▶ **What to produce**
Go through the data below and copy each line that includes "Find".

▶ **Listed entries**
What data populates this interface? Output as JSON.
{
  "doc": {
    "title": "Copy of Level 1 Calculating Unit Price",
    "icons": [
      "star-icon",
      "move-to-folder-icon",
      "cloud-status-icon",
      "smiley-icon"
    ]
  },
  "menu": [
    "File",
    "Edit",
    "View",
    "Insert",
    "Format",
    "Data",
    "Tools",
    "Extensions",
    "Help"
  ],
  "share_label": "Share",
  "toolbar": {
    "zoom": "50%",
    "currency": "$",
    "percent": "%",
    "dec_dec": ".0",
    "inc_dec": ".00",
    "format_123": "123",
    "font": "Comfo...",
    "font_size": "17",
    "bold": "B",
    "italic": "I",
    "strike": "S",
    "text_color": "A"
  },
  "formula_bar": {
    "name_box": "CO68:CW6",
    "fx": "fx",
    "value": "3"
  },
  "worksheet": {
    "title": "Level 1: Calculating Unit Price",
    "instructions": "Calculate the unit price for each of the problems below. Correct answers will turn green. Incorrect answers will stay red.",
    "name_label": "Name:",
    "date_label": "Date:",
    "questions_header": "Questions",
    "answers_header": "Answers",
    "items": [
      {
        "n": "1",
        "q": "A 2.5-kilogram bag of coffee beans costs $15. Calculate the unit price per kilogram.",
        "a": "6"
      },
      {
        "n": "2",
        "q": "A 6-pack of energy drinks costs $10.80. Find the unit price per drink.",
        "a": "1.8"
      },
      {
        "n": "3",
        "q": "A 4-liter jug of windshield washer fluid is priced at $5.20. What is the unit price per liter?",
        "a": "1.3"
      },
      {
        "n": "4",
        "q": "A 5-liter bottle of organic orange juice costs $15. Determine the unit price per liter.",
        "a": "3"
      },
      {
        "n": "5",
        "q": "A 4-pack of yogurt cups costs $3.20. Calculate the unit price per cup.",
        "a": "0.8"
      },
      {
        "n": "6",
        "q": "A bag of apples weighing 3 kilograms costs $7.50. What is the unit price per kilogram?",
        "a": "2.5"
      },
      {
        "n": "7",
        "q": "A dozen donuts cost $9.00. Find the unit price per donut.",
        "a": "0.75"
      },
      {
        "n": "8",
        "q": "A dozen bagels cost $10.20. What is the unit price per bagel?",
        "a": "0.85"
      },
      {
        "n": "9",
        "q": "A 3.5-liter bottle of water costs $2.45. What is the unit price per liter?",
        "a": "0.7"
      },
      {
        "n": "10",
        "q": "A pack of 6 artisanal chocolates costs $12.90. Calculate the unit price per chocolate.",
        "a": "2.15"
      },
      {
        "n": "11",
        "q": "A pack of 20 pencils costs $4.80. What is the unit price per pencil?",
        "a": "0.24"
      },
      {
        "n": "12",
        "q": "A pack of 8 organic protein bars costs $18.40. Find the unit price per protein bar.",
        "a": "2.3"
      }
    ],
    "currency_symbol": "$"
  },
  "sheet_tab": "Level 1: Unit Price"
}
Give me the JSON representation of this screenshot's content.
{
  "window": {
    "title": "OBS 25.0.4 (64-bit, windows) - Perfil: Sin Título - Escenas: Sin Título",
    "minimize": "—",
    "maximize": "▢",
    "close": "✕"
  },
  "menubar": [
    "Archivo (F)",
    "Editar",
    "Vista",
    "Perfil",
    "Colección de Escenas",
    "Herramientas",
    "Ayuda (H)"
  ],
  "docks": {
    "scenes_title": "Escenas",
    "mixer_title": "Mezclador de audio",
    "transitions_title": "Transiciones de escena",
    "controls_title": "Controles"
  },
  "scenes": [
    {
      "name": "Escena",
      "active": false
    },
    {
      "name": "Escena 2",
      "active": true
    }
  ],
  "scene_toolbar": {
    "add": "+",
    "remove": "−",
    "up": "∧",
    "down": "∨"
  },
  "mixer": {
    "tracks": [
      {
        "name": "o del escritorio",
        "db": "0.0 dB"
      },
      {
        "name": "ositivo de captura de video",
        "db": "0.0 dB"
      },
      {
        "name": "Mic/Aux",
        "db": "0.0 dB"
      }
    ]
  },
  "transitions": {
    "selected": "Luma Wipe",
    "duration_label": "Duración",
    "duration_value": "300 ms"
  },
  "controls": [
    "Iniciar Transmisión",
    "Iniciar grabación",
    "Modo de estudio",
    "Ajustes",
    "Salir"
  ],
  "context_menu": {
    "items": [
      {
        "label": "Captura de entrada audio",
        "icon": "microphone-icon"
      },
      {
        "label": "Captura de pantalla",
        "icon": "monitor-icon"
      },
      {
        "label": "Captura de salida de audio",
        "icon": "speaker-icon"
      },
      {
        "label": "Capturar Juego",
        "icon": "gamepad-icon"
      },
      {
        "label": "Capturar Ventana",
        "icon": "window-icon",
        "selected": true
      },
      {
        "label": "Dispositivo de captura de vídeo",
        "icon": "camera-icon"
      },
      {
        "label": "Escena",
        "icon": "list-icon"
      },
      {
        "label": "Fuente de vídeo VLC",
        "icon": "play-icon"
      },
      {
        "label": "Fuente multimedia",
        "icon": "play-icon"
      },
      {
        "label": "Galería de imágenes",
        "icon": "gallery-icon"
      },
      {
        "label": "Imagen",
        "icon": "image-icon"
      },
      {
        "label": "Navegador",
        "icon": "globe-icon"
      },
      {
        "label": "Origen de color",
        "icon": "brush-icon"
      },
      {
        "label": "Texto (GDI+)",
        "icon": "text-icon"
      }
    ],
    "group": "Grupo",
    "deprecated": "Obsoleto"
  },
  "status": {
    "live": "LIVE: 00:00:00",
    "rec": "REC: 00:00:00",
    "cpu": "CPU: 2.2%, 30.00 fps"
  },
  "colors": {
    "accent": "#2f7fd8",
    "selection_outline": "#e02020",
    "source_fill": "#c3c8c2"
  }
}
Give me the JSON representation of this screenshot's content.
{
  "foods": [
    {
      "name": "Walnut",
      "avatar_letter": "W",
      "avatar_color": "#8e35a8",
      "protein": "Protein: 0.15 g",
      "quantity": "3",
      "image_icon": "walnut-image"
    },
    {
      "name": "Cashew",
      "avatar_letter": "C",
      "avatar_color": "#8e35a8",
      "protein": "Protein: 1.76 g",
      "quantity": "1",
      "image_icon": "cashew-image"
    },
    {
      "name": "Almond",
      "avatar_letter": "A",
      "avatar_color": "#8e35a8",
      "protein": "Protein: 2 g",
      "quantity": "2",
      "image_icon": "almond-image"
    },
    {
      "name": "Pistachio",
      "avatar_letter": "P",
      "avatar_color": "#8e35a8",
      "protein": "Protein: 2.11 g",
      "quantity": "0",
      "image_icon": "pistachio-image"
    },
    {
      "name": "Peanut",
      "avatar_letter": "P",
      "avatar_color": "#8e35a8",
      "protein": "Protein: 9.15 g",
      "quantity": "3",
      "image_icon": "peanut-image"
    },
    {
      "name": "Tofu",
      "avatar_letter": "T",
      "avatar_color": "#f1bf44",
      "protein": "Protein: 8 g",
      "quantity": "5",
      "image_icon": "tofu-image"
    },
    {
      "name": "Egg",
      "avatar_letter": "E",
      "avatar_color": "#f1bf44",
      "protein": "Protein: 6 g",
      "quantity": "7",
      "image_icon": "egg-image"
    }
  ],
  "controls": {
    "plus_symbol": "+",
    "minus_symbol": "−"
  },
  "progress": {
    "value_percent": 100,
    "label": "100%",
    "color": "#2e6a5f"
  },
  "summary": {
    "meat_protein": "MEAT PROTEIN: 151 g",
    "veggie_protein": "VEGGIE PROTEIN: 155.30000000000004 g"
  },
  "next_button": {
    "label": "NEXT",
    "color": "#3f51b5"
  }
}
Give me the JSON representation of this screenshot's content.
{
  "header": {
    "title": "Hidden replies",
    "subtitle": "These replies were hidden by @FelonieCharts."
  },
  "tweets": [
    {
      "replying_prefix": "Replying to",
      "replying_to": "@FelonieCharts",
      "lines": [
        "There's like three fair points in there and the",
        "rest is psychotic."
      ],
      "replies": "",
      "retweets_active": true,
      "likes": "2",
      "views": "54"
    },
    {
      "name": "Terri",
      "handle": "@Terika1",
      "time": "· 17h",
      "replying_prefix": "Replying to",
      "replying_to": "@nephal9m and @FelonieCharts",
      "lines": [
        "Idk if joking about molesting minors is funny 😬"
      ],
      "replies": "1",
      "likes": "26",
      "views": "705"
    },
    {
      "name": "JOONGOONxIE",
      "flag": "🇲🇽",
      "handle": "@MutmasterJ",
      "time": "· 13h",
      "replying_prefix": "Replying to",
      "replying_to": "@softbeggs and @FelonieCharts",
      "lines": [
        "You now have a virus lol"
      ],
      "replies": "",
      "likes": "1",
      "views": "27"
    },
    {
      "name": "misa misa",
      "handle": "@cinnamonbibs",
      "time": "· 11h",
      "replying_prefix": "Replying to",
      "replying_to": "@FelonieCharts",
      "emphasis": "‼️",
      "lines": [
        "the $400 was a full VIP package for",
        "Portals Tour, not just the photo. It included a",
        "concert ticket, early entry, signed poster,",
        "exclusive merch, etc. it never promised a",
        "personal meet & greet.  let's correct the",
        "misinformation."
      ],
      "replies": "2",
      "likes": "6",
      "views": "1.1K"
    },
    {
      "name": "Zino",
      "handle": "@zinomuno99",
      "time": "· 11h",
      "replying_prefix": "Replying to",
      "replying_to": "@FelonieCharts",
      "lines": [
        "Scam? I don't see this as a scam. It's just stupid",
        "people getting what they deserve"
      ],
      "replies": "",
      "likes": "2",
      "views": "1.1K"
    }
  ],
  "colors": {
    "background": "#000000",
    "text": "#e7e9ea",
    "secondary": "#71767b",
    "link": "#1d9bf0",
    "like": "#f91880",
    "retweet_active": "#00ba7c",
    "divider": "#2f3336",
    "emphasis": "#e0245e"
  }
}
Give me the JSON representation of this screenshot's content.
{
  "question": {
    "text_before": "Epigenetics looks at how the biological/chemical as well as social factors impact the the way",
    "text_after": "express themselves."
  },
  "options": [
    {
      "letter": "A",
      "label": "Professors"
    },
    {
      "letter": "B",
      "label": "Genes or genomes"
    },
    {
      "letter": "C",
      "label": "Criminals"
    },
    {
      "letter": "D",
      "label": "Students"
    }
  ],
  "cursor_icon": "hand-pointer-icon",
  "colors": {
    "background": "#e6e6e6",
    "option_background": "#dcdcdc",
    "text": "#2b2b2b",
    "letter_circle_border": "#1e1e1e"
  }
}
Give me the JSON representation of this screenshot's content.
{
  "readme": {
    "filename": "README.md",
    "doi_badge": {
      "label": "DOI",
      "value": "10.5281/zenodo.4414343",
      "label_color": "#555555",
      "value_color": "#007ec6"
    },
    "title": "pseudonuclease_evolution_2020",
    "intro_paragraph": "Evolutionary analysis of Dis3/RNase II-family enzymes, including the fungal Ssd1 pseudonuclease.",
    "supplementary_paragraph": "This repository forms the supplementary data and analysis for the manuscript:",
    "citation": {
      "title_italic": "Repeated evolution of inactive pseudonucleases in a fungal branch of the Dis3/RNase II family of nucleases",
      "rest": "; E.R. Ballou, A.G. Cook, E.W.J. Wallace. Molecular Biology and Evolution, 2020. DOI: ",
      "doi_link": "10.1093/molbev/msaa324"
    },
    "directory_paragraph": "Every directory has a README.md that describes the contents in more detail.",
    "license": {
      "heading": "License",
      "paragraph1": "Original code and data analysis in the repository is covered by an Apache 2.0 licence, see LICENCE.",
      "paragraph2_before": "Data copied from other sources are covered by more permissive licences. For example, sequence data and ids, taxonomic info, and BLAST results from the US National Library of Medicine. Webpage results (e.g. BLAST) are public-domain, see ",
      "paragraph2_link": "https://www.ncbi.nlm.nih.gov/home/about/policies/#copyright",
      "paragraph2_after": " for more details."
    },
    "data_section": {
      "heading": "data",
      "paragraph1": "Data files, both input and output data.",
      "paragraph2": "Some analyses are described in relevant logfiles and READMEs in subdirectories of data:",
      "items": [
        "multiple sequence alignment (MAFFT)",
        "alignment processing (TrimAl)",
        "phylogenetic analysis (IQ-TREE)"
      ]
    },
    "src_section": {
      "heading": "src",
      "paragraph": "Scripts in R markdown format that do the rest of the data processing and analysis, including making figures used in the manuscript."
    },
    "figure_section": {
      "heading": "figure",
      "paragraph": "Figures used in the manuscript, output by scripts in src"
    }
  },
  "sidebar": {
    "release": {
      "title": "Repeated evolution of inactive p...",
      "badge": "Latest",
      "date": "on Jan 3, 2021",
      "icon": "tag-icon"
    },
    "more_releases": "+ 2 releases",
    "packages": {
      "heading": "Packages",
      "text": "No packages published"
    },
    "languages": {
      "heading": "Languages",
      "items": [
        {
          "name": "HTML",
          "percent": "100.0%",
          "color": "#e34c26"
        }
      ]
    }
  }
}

▶ **Task output**
        "q": "A 6-pack of energy drinks costs $10.80. Find the unit price per drink.",
        "q": "A dozen donuts cost $9.00. Find the unit price per donut.",
        "q": "A pack of 8 organic protein bars costs $18.40. Find the unit price per protein bar.",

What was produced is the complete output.